### Input records

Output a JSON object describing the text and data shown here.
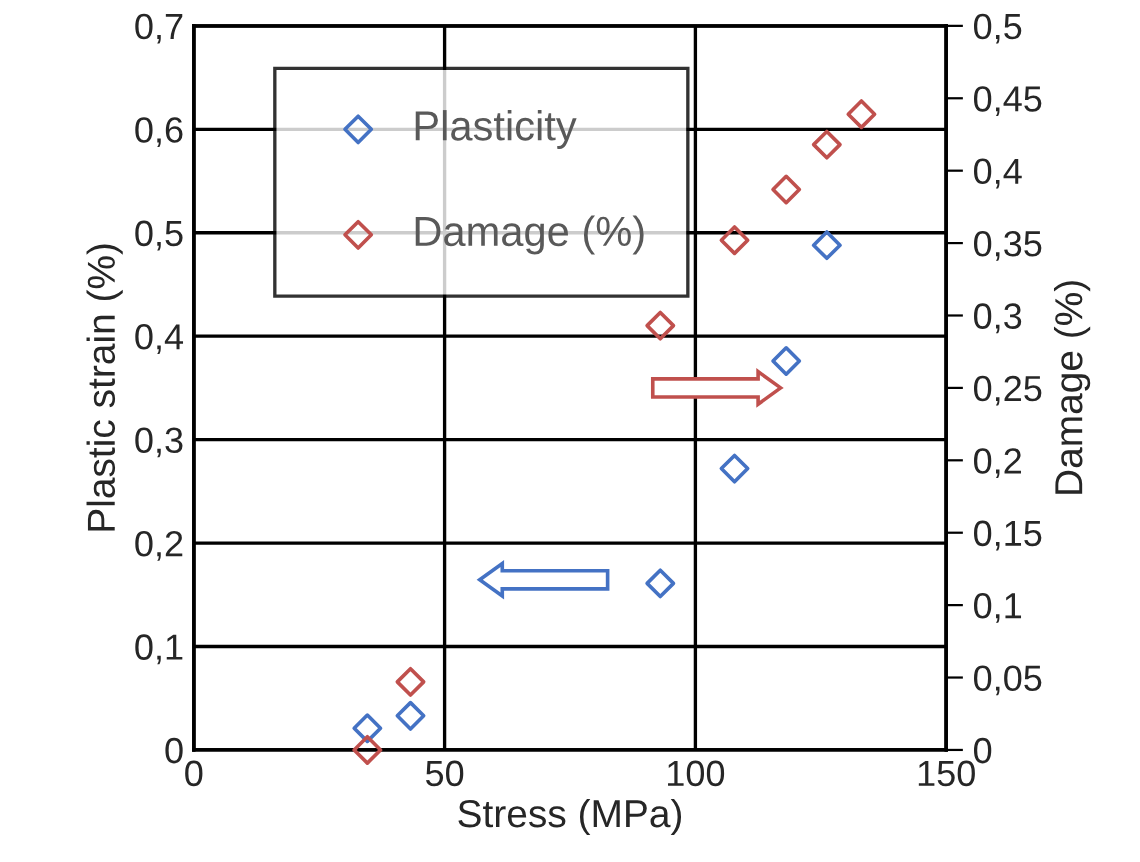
{
  "chart_data": {
    "type": "scatter",
    "xlabel": "Stress (MPa)",
    "ylabel": "Plastic strain (%)",
    "y2label": "Damage (%)",
    "marker": "diamond",
    "grid": true,
    "legend": "top left",
    "xlim": [
      0,
      150
    ],
    "xticks": [
      0,
      50,
      100,
      150
    ],
    "ylim": [
      0,
      0.7
    ],
    "yticks": [
      0,
      {
        "value": 0.1,
        "label": "0,1"
      },
      {
        "value": 0.2,
        "label": "0,2"
      },
      {
        "value": 0.3,
        "label": "0,3"
      },
      {
        "value": 0.4,
        "label": "0,4"
      },
      {
        "value": 0.5,
        "label": "0,5"
      },
      {
        "value": 0.6,
        "label": "0,6"
      },
      {
        "value": 0.7,
        "label": "0,7"
      }
    ],
    "y2lim": [
      0,
      0.5
    ],
    "y2ticks": [
      0,
      {
        "value": 0.05,
        "label": "0,05"
      },
      {
        "value": 0.1,
        "label": "0,1"
      },
      {
        "value": 0.15,
        "label": "0,15"
      },
      {
        "value": 0.2,
        "label": "0,2"
      },
      {
        "value": 0.25,
        "label": "0,25"
      },
      {
        "value": 0.3,
        "label": "0,3"
      },
      {
        "value": 0.35,
        "label": "0,35"
      },
      {
        "value": 0.4,
        "label": "0,4"
      },
      {
        "value": 0.45,
        "label": "0,45"
      },
      {
        "value": 0.5,
        "label": "0,5"
      }
    ],
    "series": [
      {
        "name": "Plasticity",
        "color": "#4472c4",
        "x": [
          34.6,
          43.2,
          93.0,
          107.8,
          118.1,
          126.2
        ],
        "values": [
          0.021,
          0.033,
          0.161,
          0.272,
          0.376,
          0.488
        ]
      },
      {
        "name": "Damage (%)",
        "color": "#c0504d",
        "axis": "y2",
        "x": [
          34.6,
          43.2,
          93.0,
          107.8,
          118.1,
          126.2,
          133.1
        ],
        "values": [
          0,
          0.047,
          0.293,
          0.352,
          0.387,
          0.418,
          0.439
        ]
      }
    ]
  }
}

######

*Task*:
Each entry above should be reproduced exactly, with the pictures removed.

*Result of the exercise*:
Output a JSON object describing the text and data shown here.
{
  "chart_data": {
    "type": "scatter",
    "xlabel": "Stress (MPa)",
    "ylabel": "Plastic strain (%)",
    "y2label": "Damage (%)",
    "marker": "diamond",
    "grid": true,
    "legend": "top left",
    "xlim": [
      0,
      150
    ],
    "xticks": [
      0,
      50,
      100,
      150
    ],
    "ylim": [
      0,
      0.7
    ],
    "yticks": [
      0,
      {
        "value": 0.1,
        "label": "0,1"
      },
      {
        "value": 0.2,
        "label": "0,2"
      },
      {
        "value": 0.3,
        "label": "0,3"
      },
      {
        "value": 0.4,
        "label": "0,4"
      },
      {
        "value": 0.5,
        "label": "0,5"
      },
      {
        "value": 0.6,
        "label": "0,6"
      },
      {
        "value": 0.7,
        "label": "0,7"
      }
    ],
    "y2lim": [
      0,
      0.5
    ],
    "y2ticks": [
      0,
      {
        "value": 0.05,
        "label": "0,05"
      },
      {
        "value": 0.1,
        "label": "0,1"
      },
      {
        "value": 0.15,
        "label": "0,15"
      },
      {
        "value": 0.2,
        "label": "0,2"
      },
      {
        "value": 0.25,
        "label": "0,25"
      },
      {
        "value": 0.3,
        "label": "0,3"
      },
      {
        "value": 0.35,
        "label": "0,35"
      },
      {
        "value": 0.4,
        "label": "0,4"
      },
      {
        "value": 0.45,
        "label": "0,45"
      },
      {
        "value": 0.5,
        "label": "0,5"
      }
    ],
    "series": [
      {
        "name": "Plasticity",
        "color": "#4472c4",
        "x": [
          34.6,
          43.2,
          93.0,
          107.8,
          118.1,
          126.2
        ],
        "values": [
          0.021,
          0.033,
          0.161,
          0.272,
          0.376,
          0.488
        ]
      },
      {
        "name": "Damage (%)",
        "color": "#c0504d",
        "axis": "y2",
        "x": [
          34.6,
          43.2,
          93.0,
          107.8,
          118.1,
          126.2,
          133.1
        ],
        "values": [
          0,
          0.047,
          0.293,
          0.352,
          0.387,
          0.418,
          0.439
        ]
      }
    ]
  }
}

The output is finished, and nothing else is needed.